> _WHAT TO DO_:
In full and without deviation, write out the entries that follow.

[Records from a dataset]
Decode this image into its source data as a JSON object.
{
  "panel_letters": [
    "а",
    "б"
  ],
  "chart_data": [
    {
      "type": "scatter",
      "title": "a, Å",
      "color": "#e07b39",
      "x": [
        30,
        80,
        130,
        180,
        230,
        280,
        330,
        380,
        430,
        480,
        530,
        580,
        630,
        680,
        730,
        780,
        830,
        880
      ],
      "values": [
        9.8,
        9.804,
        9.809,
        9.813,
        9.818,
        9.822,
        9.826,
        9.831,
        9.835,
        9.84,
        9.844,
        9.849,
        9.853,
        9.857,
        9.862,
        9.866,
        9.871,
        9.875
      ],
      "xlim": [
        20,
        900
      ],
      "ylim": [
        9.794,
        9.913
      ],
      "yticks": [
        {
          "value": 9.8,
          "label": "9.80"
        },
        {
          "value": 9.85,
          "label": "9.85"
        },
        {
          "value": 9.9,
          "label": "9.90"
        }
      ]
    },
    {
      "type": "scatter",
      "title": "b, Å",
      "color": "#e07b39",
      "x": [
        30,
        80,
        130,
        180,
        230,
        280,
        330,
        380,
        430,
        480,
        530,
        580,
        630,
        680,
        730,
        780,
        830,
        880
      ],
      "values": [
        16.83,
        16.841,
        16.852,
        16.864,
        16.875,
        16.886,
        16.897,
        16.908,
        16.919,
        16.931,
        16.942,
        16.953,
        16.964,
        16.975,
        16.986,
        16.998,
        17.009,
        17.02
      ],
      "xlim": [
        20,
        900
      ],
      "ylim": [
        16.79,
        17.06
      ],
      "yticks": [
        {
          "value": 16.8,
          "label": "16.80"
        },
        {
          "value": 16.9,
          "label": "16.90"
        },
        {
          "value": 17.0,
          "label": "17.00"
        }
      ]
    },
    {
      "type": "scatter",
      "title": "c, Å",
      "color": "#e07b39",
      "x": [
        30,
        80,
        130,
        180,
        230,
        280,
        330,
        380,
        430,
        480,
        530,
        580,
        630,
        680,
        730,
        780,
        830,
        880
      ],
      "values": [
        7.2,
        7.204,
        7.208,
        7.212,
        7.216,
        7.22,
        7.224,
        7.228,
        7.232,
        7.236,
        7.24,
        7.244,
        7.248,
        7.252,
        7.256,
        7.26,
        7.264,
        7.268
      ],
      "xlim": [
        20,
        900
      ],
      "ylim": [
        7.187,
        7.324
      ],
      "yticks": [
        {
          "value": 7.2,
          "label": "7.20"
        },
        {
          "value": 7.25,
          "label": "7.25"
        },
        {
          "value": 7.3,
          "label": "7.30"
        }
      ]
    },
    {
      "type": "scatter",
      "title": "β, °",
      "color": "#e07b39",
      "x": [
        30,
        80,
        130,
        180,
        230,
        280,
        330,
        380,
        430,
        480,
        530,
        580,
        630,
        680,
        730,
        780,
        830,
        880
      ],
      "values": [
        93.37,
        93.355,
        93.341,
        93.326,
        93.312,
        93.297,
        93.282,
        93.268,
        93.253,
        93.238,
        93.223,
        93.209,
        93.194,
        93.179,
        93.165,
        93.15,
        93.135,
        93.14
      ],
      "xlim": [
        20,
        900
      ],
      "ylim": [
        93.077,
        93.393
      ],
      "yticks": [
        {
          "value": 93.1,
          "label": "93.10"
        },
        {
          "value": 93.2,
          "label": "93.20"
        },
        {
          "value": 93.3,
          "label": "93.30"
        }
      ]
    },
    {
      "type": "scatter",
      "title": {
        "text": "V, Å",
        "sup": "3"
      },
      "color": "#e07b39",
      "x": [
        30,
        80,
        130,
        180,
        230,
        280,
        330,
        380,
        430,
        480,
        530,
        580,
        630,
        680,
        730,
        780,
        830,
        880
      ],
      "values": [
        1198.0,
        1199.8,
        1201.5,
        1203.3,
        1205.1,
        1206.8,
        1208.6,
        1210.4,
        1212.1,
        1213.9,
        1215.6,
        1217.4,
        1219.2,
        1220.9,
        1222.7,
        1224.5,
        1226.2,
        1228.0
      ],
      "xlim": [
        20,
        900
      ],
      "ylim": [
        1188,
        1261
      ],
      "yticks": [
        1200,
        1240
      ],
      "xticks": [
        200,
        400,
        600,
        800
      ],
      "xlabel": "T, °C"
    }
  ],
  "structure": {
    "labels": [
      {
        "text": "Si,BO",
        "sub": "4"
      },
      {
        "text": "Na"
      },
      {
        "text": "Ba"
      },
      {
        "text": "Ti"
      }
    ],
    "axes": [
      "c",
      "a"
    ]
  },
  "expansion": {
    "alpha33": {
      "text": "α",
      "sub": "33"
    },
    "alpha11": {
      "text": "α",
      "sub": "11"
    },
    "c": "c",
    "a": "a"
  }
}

> _EXPECTED OUTPUT_:
Decode this image into its source data as a JSON object.
{
  "panel_letters": [
    "а",
    "б"
  ],
  "chart_data": [
    {
      "type": "scatter",
      "title": "a, Å",
      "color": "#e07b39",
      "x": [
        30,
        80,
        130,
        180,
        230,
        280,
        330,
        380,
        430,
        480,
        530,
        580,
        630,
        680,
        730,
        780,
        830,
        880
      ],
      "values": [
        9.8,
        9.804,
        9.809,
        9.813,
        9.818,
        9.822,
        9.826,
        9.831,
        9.835,
        9.84,
        9.844,
        9.849,
        9.853,
        9.857,
        9.862,
        9.866,
        9.871,
        9.875
      ],
      "xlim": [
        20,
        900
      ],
      "ylim": [
        9.794,
        9.913
      ],
      "yticks": [
        {
          "value": 9.8,
          "label": "9.80"
        },
        {
          "value": 9.85,
          "label": "9.85"
        },
        {
          "value": 9.9,
          "label": "9.90"
        }
      ]
    },
    {
      "type": "scatter",
      "title": "b, Å",
      "color": "#e07b39",
      "x": [
        30,
        80,
        130,
        180,
        230,
        280,
        330,
        380,
        430,
        480,
        530,
        580,
        630,
        680,
        730,
        780,
        830,
        880
      ],
      "values": [
        16.83,
        16.841,
        16.852,
        16.864,
        16.875,
        16.886,
        16.897,
        16.908,
        16.919,
        16.931,
        16.942,
        16.953,
        16.964,
        16.975,
        16.986,
        16.998,
        17.009,
        17.02
      ],
      "xlim": [
        20,
        900
      ],
      "ylim": [
        16.79,
        17.06
      ],
      "yticks": [
        {
          "value": 16.8,
          "label": "16.80"
        },
        {
          "value": 16.9,
          "label": "16.90"
        },
        {
          "value": 17.0,
          "label": "17.00"
        }
      ]
    },
    {
      "type": "scatter",
      "title": "c, Å",
      "color": "#e07b39",
      "x": [
        30,
        80,
        130,
        180,
        230,
        280,
        330,
        380,
        430,
        480,
        530,
        580,
        630,
        680,
        730,
        780,
        830,
        880
      ],
      "values": [
        7.2,
        7.204,
        7.208,
        7.212,
        7.216,
        7.22,
        7.224,
        7.228,
        7.232,
        7.236,
        7.24,
        7.244,
        7.248,
        7.252,
        7.256,
        7.26,
        7.264,
        7.268
      ],
      "xlim": [
        20,
        900
      ],
      "ylim": [
        7.187,
        7.324
      ],
      "yticks": [
        {
          "value": 7.2,
          "label": "7.20"
        },
        {
          "value": 7.25,
          "label": "7.25"
        },
        {
          "value": 7.3,
          "label": "7.30"
        }
      ]
    },
    {
      "type": "scatter",
      "title": "β, °",
      "color": "#e07b39",
      "x": [
        30,
        80,
        130,
        180,
        230,
        280,
        330,
        380,
        430,
        480,
        530,
        580,
        630,
        680,
        730,
        780,
        830,
        880
      ],
      "values": [
        93.37,
        93.355,
        93.341,
        93.326,
        93.312,
        93.297,
        93.282,
        93.268,
        93.253,
        93.238,
        93.223,
        93.209,
        93.194,
        93.179,
        93.165,
        93.15,
        93.135,
        93.14
      ],
      "xlim": [
        20,
        900
      ],
      "ylim": [
        93.077,
        93.393
      ],
      "yticks": [
        {
          "value": 93.1,
          "label": "93.10"
        },
        {
          "value": 93.2,
          "label": "93.20"
        },
        {
          "value": 93.3,
          "label": "93.30"
        }
      ]
    },
    {
      "type": "scatter",
      "title": {
        "text": "V, Å",
        "sup": "3"
      },
      "color": "#e07b39",
      "x": [
        30,
        80,
        130,
        180,
        230,
        280,
        330,
        380,
        430,
        480,
        530,
        580,
        630,
        680,
        730,
        780,
        830,
        880
      ],
      "values": [
        1198.0,
        1199.8,
        1201.5,
        1203.3,
        1205.1,
        1206.8,
        1208.6,
        1210.4,
        1212.1,
        1213.9,
        1215.6,
        1217.4,
        1219.2,
        1220.9,
        1222.7,
        1224.5,
        1226.2,
        1228.0
      ],
      "xlim": [
        20,
        900
      ],
      "ylim": [
        1188,
        1261
      ],
      "yticks": [
        1200,
        1240
      ],
      "xticks": [
        200,
        400,
        600,
        800
      ],
      "xlabel": "T, °C"
    }
  ],
  "structure": {
    "labels": [
      {
        "text": "Si,BO",
        "sub": "4"
      },
      {
        "text": "Na"
      },
      {
        "text": "Ba"
      },
      {
        "text": "Ti"
      }
    ],
    "axes": [
      "c",
      "a"
    ]
  },
  "expansion": {
    "alpha33": {
      "text": "α",
      "sub": "33"
    },
    "alpha11": {
      "text": "α",
      "sub": "11"
    },
    "c": "c",
    "a": "a"
  }
}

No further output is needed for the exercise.